'''
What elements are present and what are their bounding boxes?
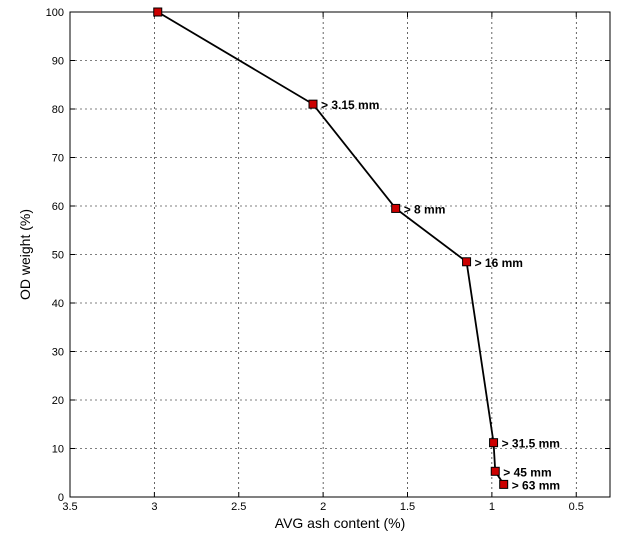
x-tick-label: 3.5 [62, 501, 77, 513]
data-point-marker [462, 257, 472, 267]
data-point-marker [308, 99, 318, 109]
y-tick-label: 60 [52, 201, 64, 213]
x-tick-label: 1 [489, 501, 495, 513]
point-label: > 45 mm [503, 465, 551, 479]
series-line [157, 11, 505, 485]
y-tick-label: 20 [52, 395, 64, 407]
grid-lines [70, 12, 610, 497]
y-tick-label: 0 [58, 492, 64, 504]
point-label: > 16 mm [475, 256, 523, 270]
data-point-marker [489, 438, 499, 448]
x-tick-label: 3 [151, 501, 157, 513]
axis-ticks [69, 11, 610, 498]
y-tick-label: 50 [52, 250, 64, 262]
y-tick-label: 30 [52, 347, 64, 359]
y-axis-label: OD weight (%) [17, 209, 33, 300]
y-tick-label: 90 [52, 56, 64, 68]
point-labels: > 3.15 mm > 8 mm > 16 mm > 31.5 mm > 45 mm> … [321, 98, 560, 492]
x-tick-label: 2 [320, 501, 326, 513]
data-point-marker [490, 466, 500, 476]
y-tick-label: 100 [46, 7, 64, 19]
y-tick-label: 10 [52, 444, 64, 456]
point-label: > 8 mm [404, 202, 446, 216]
y-tick-label: 40 [52, 298, 64, 310]
point-label: > 3.15 mm [321, 98, 379, 112]
y-tick-label: 80 [52, 104, 64, 116]
data-points [153, 7, 509, 489]
data-point-marker [391, 203, 401, 213]
data-point-marker [499, 479, 509, 489]
x-tick-label: 0.5 [569, 501, 584, 513]
y-axis-tick-labels: 0 10 20 30 40 50 60 70 80 90 100 [46, 7, 64, 504]
x-axis-tick-labels: 3.5 3 2.5 2 1.5 1 0.5 [62, 501, 584, 513]
x-tick-label: 1.5 [400, 501, 415, 513]
point-label: > 63 mm [512, 478, 560, 492]
data-point-marker [153, 7, 163, 17]
x-tick-label: 2.5 [231, 501, 246, 513]
y-tick-label: 70 [52, 153, 64, 165]
point-label: > 31.5 mm [502, 437, 560, 451]
x-axis-label: AVG ash content (%) [275, 515, 405, 531]
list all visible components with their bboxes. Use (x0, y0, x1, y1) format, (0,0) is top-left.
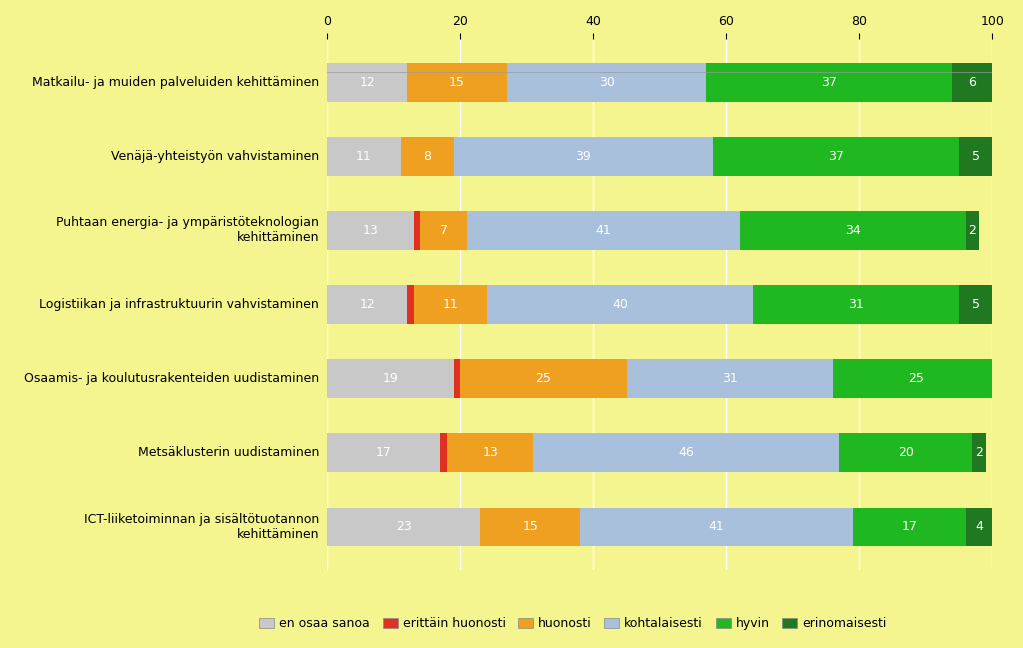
Text: 41: 41 (709, 520, 724, 533)
Bar (626, 360, 833, 398)
Legend: en osaa sanoa, erittäin huonosti, huonosti, kohtalaisesti, hyvin, erinomaisesti: en osaa sanoa, erittäin huonosti, huonos… (255, 612, 891, 635)
Bar (327, 137, 401, 176)
Bar (852, 507, 966, 546)
Bar (327, 63, 407, 102)
Bar (466, 211, 740, 249)
Bar (327, 211, 413, 249)
Text: 6: 6 (969, 76, 976, 89)
Text: 4: 4 (975, 520, 983, 533)
Text: 17: 17 (375, 446, 392, 459)
Bar (454, 137, 713, 176)
Bar (327, 434, 440, 472)
Text: 17: 17 (901, 520, 918, 533)
Text: 5: 5 (972, 150, 980, 163)
Bar (839, 434, 972, 472)
Text: 46: 46 (678, 446, 695, 459)
Bar (407, 285, 413, 324)
Text: 30: 30 (598, 76, 615, 89)
Bar (966, 507, 992, 546)
Text: 37: 37 (828, 150, 844, 163)
Bar (952, 63, 992, 102)
Text: 20: 20 (898, 446, 914, 459)
Text: 15: 15 (522, 520, 538, 533)
Bar (487, 285, 753, 324)
Bar (401, 137, 454, 176)
Bar (966, 211, 979, 249)
Bar (447, 434, 534, 472)
Text: 31: 31 (848, 298, 863, 311)
Bar (972, 434, 985, 472)
Text: 37: 37 (821, 76, 838, 89)
Text: 5: 5 (972, 298, 980, 311)
Text: 40: 40 (612, 298, 628, 311)
Bar (327, 507, 481, 546)
Text: 39: 39 (576, 150, 591, 163)
Text: 19: 19 (383, 372, 398, 385)
Bar (753, 285, 960, 324)
Text: 11: 11 (443, 298, 458, 311)
Text: 12: 12 (359, 298, 375, 311)
Bar (960, 137, 992, 176)
Text: 2: 2 (975, 446, 983, 459)
Bar (833, 360, 998, 398)
Text: 25: 25 (535, 372, 551, 385)
Text: 2: 2 (969, 224, 976, 237)
Bar (706, 63, 952, 102)
Bar (413, 211, 420, 249)
Bar (440, 434, 447, 472)
Bar (507, 63, 706, 102)
Text: 11: 11 (356, 150, 371, 163)
Bar (960, 285, 992, 324)
Bar (327, 360, 454, 398)
Text: 23: 23 (396, 520, 411, 533)
Text: 13: 13 (363, 224, 379, 237)
Text: 41: 41 (595, 224, 611, 237)
Bar (460, 360, 626, 398)
Bar (407, 63, 507, 102)
Bar (420, 211, 466, 249)
Text: 15: 15 (449, 76, 465, 89)
Text: 13: 13 (483, 446, 498, 459)
Bar (534, 434, 839, 472)
Bar (713, 137, 960, 176)
Bar (413, 285, 487, 324)
Bar (580, 507, 852, 546)
Bar (454, 360, 460, 398)
Text: 25: 25 (907, 372, 924, 385)
Bar (481, 507, 580, 546)
Text: 34: 34 (845, 224, 860, 237)
Text: 12: 12 (359, 76, 375, 89)
Text: 7: 7 (440, 224, 448, 237)
Bar (327, 285, 407, 324)
Bar (740, 211, 966, 249)
Text: 31: 31 (722, 372, 738, 385)
Text: 8: 8 (424, 150, 431, 163)
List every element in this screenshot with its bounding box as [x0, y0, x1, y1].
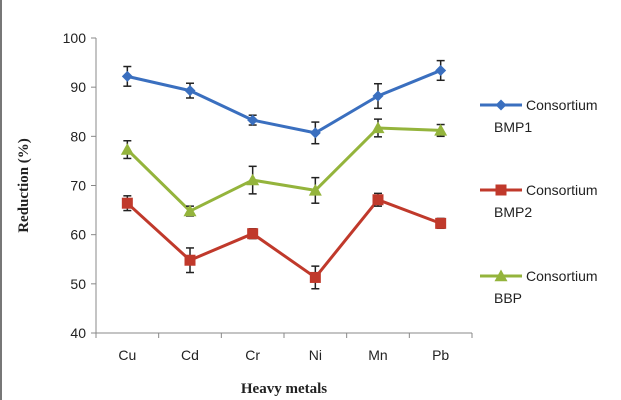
legend-label: Consortium: [526, 182, 598, 198]
data-point: [435, 217, 447, 229]
y-axis-title: Reduction (%): [16, 138, 32, 233]
series-consortium-bmp1: [121, 59, 447, 145]
data-point: [183, 204, 197, 217]
data-point: [309, 271, 321, 283]
legend: ConsortiumBMP1ConsortiumBMP2ConsortiumBB…: [480, 97, 598, 306]
x-tick-label: Pb: [432, 347, 449, 363]
legend-marker: [495, 99, 507, 111]
legend-label: BBP: [494, 290, 522, 306]
legend-item-consortium-bmp2: Consortium BMP2: [480, 182, 598, 220]
data-point: [372, 90, 384, 102]
data-point: [308, 183, 322, 196]
x-tick-label: Mn: [368, 347, 387, 363]
data-point: [184, 254, 196, 266]
data-point: [247, 114, 259, 126]
data-point: [435, 64, 447, 76]
data-point: [246, 173, 260, 186]
y-axis-ticks: 40 50 60 70 80 90 100: [63, 30, 96, 341]
legend-item-consortium-bmp1: Consortium BMP1: [480, 97, 598, 135]
x-axis-title: Heavy metals: [241, 381, 327, 397]
y-tick-label: 80: [70, 128, 86, 144]
y-tick-label: 40: [70, 325, 86, 341]
x-tick-label: Ni: [309, 347, 322, 363]
legend-marker: [495, 184, 507, 196]
series-layer: [120, 59, 448, 290]
series-line: [126, 198, 442, 279]
data-point: [120, 143, 134, 155]
y-tick-label: 50: [70, 276, 86, 292]
x-axis-ticks: Cu Cd Cr Ni Mn Pb: [95, 333, 473, 363]
series-consortium-bbp: [120, 118, 448, 217]
legend-marker: [494, 269, 508, 282]
series-consortium-bmp2: [121, 192, 447, 290]
legend-label: BMP1: [494, 119, 532, 135]
x-tick-label: Cr: [245, 347, 260, 363]
series-line: [127, 69, 442, 135]
x-tick-label: Cd: [181, 347, 199, 363]
data-point: [247, 228, 259, 240]
data-point: [184, 85, 196, 97]
data-point: [309, 127, 321, 139]
data-point: [434, 123, 448, 136]
data-point: [372, 194, 384, 206]
y-tick-label: 60: [70, 227, 86, 243]
data-point: [371, 121, 385, 134]
legend-label: BMP2: [494, 204, 532, 220]
x-tick-label: Cu: [118, 347, 136, 363]
data-point: [121, 197, 133, 209]
legend-label: Consortium: [526, 268, 598, 284]
data-point: [121, 70, 133, 82]
y-tick-label: 90: [70, 79, 86, 95]
y-tick-label: 70: [70, 178, 86, 194]
y-tick-label: 100: [63, 30, 87, 46]
legend-label: Consortium: [526, 97, 598, 113]
series-line: [126, 126, 441, 213]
'''
▶ [Aim]: Rewrite the lines of the records from the line with "x-tick-label: 3.5 [62, 501, 77, 513]" up to and including the line with "x-tick-label: 0.5 [569, 501, 584, 513]" as a numbered list, leaving out any blank lines.

▶ [Solution to the exercise]:
1. x-tick-label: 3.5 [62, 501, 77, 513]
2. data-point-marker [462, 257, 472, 267]
3. data-point-marker [308, 99, 318, 109]
4. y-tick-label: 60 [52, 201, 64, 213]
5. x-tick-label: 1 [489, 501, 495, 513]
6. point-label: > 45 mm [503, 465, 551, 479]
7. series-line [157, 11, 505, 485]
8. y-tick-label: 20 [52, 395, 64, 407]
9. grid-lines [70, 12, 610, 497]
10. y-tick-label: 0 [58, 492, 64, 504]
11. point-label: > 16 mm [475, 256, 523, 270]
12. data-point-marker [489, 438, 499, 448]
13. x-tick-label: 3 [151, 501, 157, 513]
14. axis-ticks [69, 11, 610, 498]
15. y-tick-label: 50 [52, 250, 64, 262]
16. y-tick-label: 30 [52, 347, 64, 359]
17. y-axis-label: OD weight (%) [17, 209, 33, 300]
18. y-tick-label: 90 [52, 56, 64, 68]
19. point-labels: > 3.15 mm > 8 mm > 16 mm > 31.5 mm > 45 mm> … [321, 98, 560, 492]
20. x-tick-label: 2 [320, 501, 326, 513]
21. data-point-marker [490, 466, 500, 476]
22. y-tick-label: 100 [46, 7, 64, 19]
23. y-tick-label: 10 [52, 444, 64, 456]
24. point-label: > 8 mm [404, 202, 446, 216]
25. y-tick-label: 40 [52, 298, 64, 310]
26. point-label: > 3.15 mm [321, 98, 379, 112]
27. y-tick-label: 80 [52, 104, 64, 116]
28. data-points [153, 7, 509, 489]
29. data-point-marker [391, 203, 401, 213]
30. data-point-marker [499, 479, 509, 489]
31. x-tick-label: 0.5 [569, 501, 584, 513]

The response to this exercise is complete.